## SUPPLIED MATERIAL
* Start *
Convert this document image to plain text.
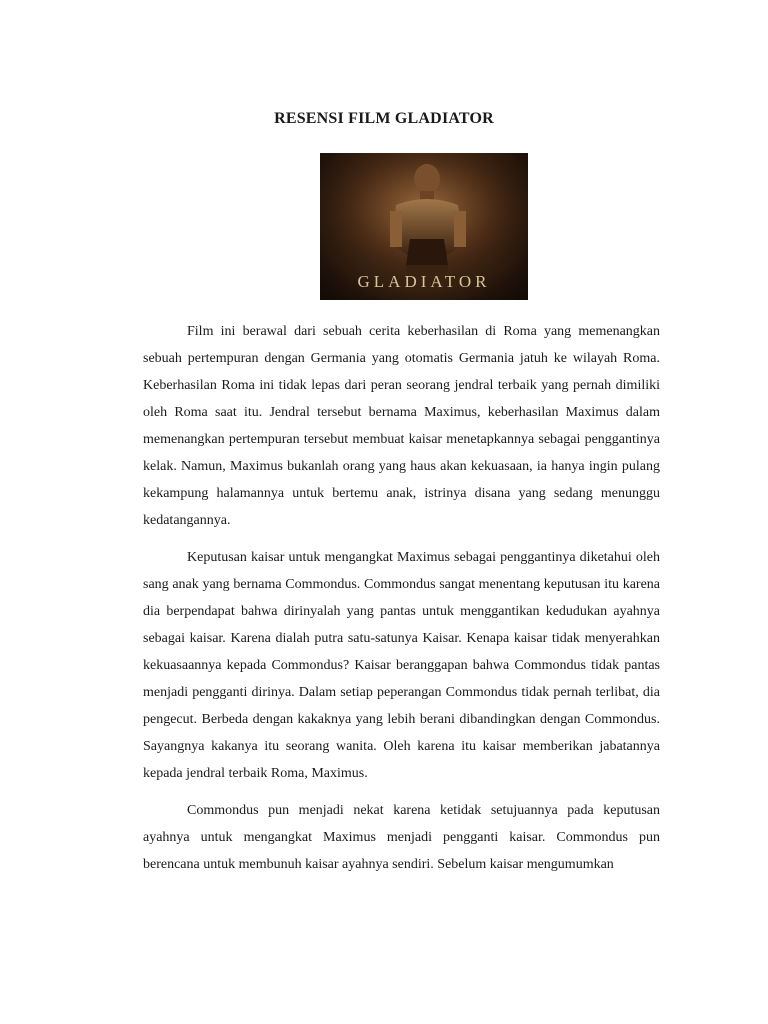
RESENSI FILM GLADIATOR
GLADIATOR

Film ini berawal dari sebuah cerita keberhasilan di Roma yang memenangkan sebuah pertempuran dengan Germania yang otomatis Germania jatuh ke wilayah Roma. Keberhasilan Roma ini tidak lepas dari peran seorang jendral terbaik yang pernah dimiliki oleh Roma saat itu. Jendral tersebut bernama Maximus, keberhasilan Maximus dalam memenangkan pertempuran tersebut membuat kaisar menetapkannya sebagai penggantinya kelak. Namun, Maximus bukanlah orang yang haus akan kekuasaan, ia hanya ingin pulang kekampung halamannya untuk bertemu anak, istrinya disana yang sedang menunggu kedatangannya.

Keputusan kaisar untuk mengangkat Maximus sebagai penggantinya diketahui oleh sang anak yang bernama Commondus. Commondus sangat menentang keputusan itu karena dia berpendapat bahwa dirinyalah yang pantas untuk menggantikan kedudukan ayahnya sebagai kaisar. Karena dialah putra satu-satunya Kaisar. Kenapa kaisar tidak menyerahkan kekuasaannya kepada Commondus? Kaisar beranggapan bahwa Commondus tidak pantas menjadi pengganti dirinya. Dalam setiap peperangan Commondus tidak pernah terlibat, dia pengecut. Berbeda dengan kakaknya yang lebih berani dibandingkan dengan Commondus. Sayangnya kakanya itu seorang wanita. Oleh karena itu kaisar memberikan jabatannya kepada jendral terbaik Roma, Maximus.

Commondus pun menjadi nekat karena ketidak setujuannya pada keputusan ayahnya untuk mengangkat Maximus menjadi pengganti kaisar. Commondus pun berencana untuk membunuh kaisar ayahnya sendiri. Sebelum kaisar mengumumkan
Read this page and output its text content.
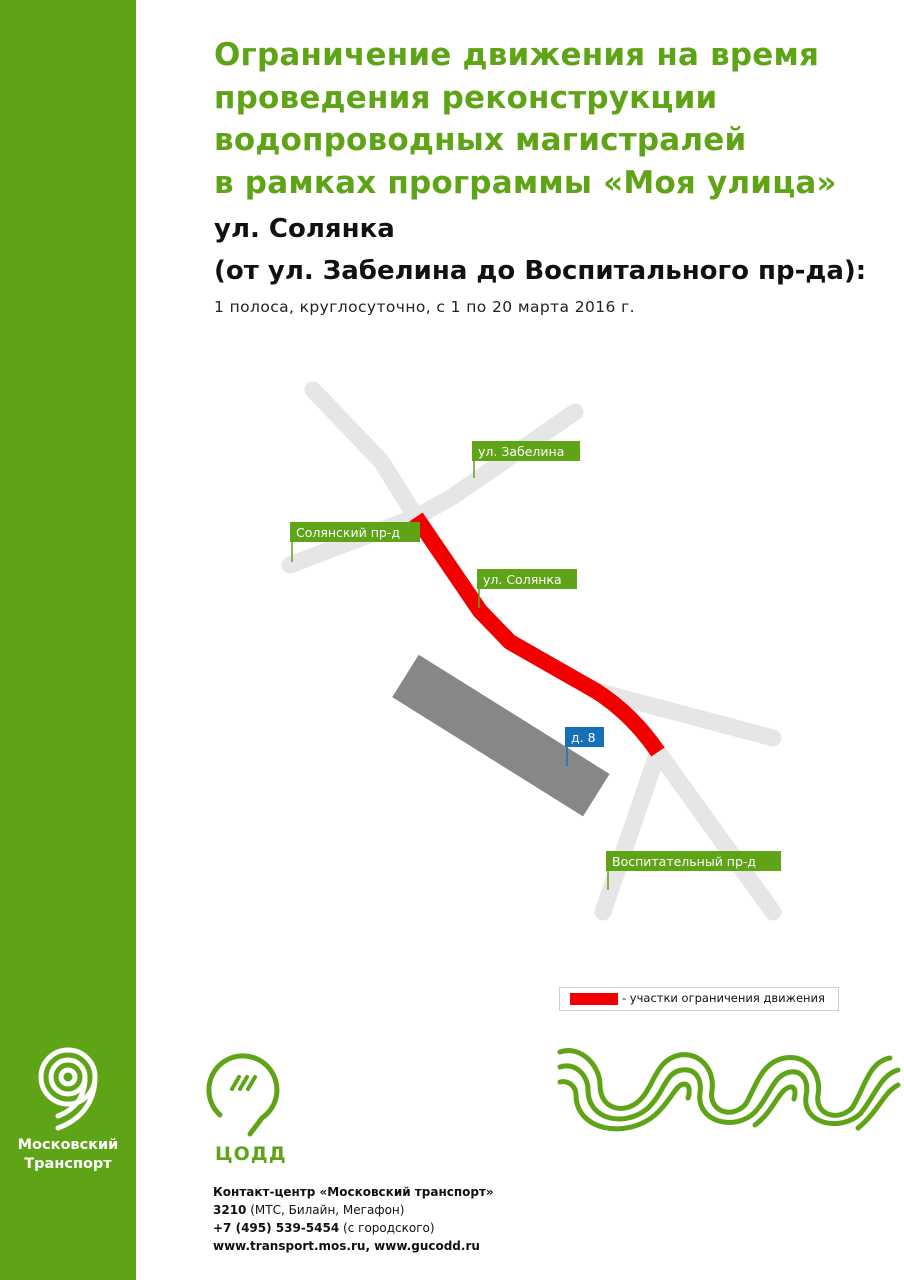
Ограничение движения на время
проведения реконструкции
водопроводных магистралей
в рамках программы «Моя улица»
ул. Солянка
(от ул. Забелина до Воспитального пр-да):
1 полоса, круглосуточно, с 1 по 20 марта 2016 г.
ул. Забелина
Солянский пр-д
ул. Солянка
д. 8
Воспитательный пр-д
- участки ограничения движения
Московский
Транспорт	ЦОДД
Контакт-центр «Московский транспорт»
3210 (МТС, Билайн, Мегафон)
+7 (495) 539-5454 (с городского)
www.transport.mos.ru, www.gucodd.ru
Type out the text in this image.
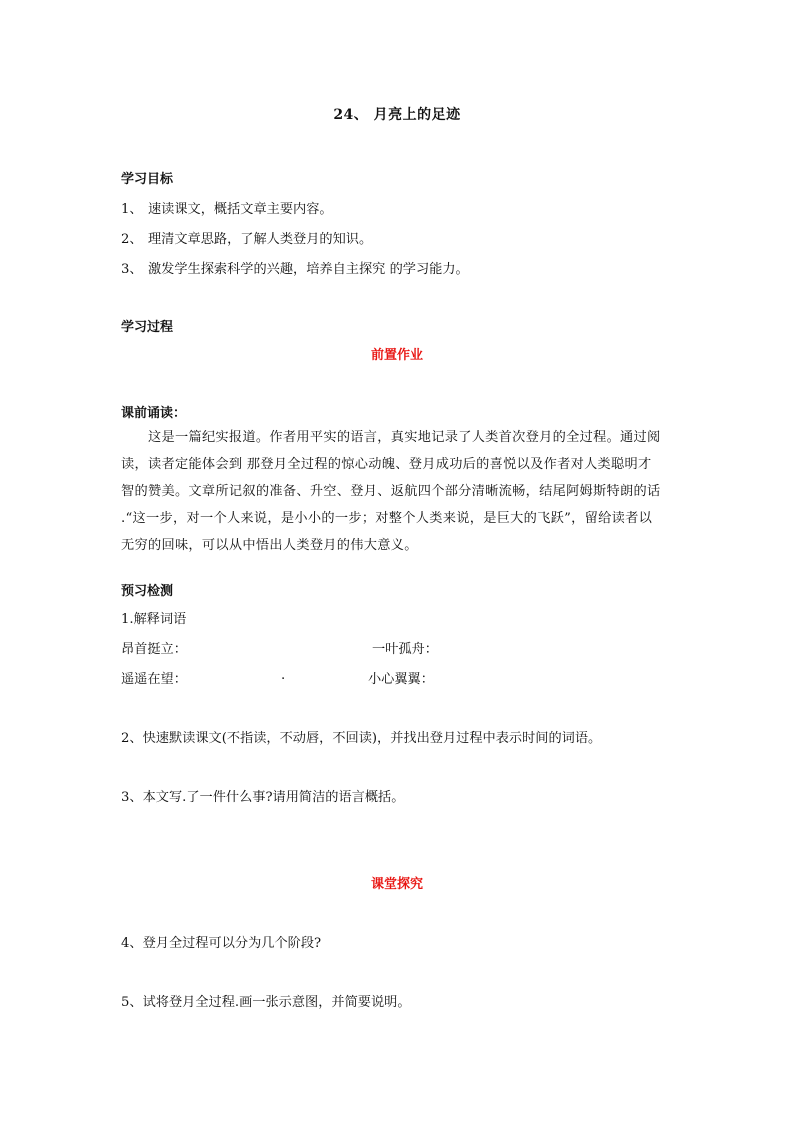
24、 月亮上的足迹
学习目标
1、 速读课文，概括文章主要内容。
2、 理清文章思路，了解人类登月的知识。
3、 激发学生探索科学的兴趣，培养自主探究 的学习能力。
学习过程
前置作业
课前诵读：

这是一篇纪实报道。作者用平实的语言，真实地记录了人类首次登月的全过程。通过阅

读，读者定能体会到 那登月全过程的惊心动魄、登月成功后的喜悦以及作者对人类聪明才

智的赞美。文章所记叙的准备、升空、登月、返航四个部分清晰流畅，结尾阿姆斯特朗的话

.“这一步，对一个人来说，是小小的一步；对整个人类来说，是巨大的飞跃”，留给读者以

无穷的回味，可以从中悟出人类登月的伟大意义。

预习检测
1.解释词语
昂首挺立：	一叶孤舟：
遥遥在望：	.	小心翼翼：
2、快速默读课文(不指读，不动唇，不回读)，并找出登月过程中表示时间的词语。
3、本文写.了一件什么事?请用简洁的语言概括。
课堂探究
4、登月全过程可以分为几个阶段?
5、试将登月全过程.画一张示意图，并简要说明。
* End *
Leave out the pictures and output the rest of the material exactly as written.

## ANSWER TO THIS TASK
Convert this document image to plain text.
RESENSI FILM GLADIATOR
GLADIATOR

Film ini berawal dari sebuah cerita keberhasilan di Roma yang memenangkan sebuah pertempuran dengan Germania yang otomatis Germania jatuh ke wilayah Roma. Keberhasilan Roma ini tidak lepas dari peran seorang jendral terbaik yang pernah dimiliki oleh Roma saat itu. Jendral tersebut bernama Maximus, keberhasilan Maximus dalam memenangkan pertempuran tersebut membuat kaisar menetapkannya sebagai penggantinya kelak. Namun, Maximus bukanlah orang yang haus akan kekuasaan, ia hanya ingin pulang kekampung halamannya untuk bertemu anak, istrinya disana yang sedang menunggu kedatangannya.

Keputusan kaisar untuk mengangkat Maximus sebagai penggantinya diketahui oleh sang anak yang bernama Commondus. Commondus sangat menentang keputusan itu karena dia berpendapat bahwa dirinyalah yang pantas untuk menggantikan kedudukan ayahnya sebagai kaisar. Karena dialah putra satu-satunya Kaisar. Kenapa kaisar tidak menyerahkan kekuasaannya kepada Commondus? Kaisar beranggapan bahwa Commondus tidak pantas menjadi pengganti dirinya. Dalam setiap peperangan Commondus tidak pernah terlibat, dia pengecut. Berbeda dengan kakaknya yang lebih berani dibandingkan dengan Commondus. Sayangnya kakanya itu seorang wanita. Oleh karena itu kaisar memberikan jabatannya kepada jendral terbaik Roma, Maximus.

Commondus pun menjadi nekat karena ketidak setujuannya pada keputusan ayahnya untuk mengangkat Maximus menjadi pengganti kaisar. Commondus pun berencana untuk membunuh kaisar ayahnya sendiri. Sebelum kaisar mengumumkan
Read this page and output its text content.
Ограничение движения на время
проведения реконструкции
водопроводных магистралей
в рамках программы «Моя улица»
ул. Солянка
(от ул. Забелина до Воспитального пр-да):
1 полоса, круглосуточно, с 1 по 20 марта 2016 г.
ул. Забелина
Солянский пр-д
ул. Солянка
д. 8
Воспитательный пр-д
- участки ограничения движения
Московский
Транспорт	ЦОДД
Контакт-центр «Московский транспорт»
3210 (МТС, Билайн, Мегафон)
+7 (495) 539-5454 (с городского)
www.transport.mos.ru, www.gucodd.ru
Type out the text in this image.
24、 月亮上的足迹
学习目标
1、 速读课文，概括文章主要内容。
2、 理清文章思路，了解人类登月的知识。
3、 激发学生探索科学的兴趣，培养自主探究 的学习能力。
学习过程
前置作业
课前诵读：

这是一篇纪实报道。作者用平实的语言，真实地记录了人类首次登月的全过程。通过阅

读，读者定能体会到 那登月全过程的惊心动魄、登月成功后的喜悦以及作者对人类聪明才

智的赞美。文章所记叙的准备、升空、登月、返航四个部分清晰流畅，结尾阿姆斯特朗的话

.“这一步，对一个人来说，是小小的一步；对整个人类来说，是巨大的飞跃”，留给读者以

无穷的回味，可以从中悟出人类登月的伟大意义。

预习检测
1.解释词语
昂首挺立：	一叶孤舟：
遥遥在望：	.	小心翼翼：
2、快速默读课文(不指读，不动唇，不回读)，并找出登月过程中表示时间的词语。
3、本文写.了一件什么事?请用简洁的语言概括。
课堂探究
4、登月全过程可以分为几个阶段?
5、试将登月全过程.画一张示意图，并简要说明。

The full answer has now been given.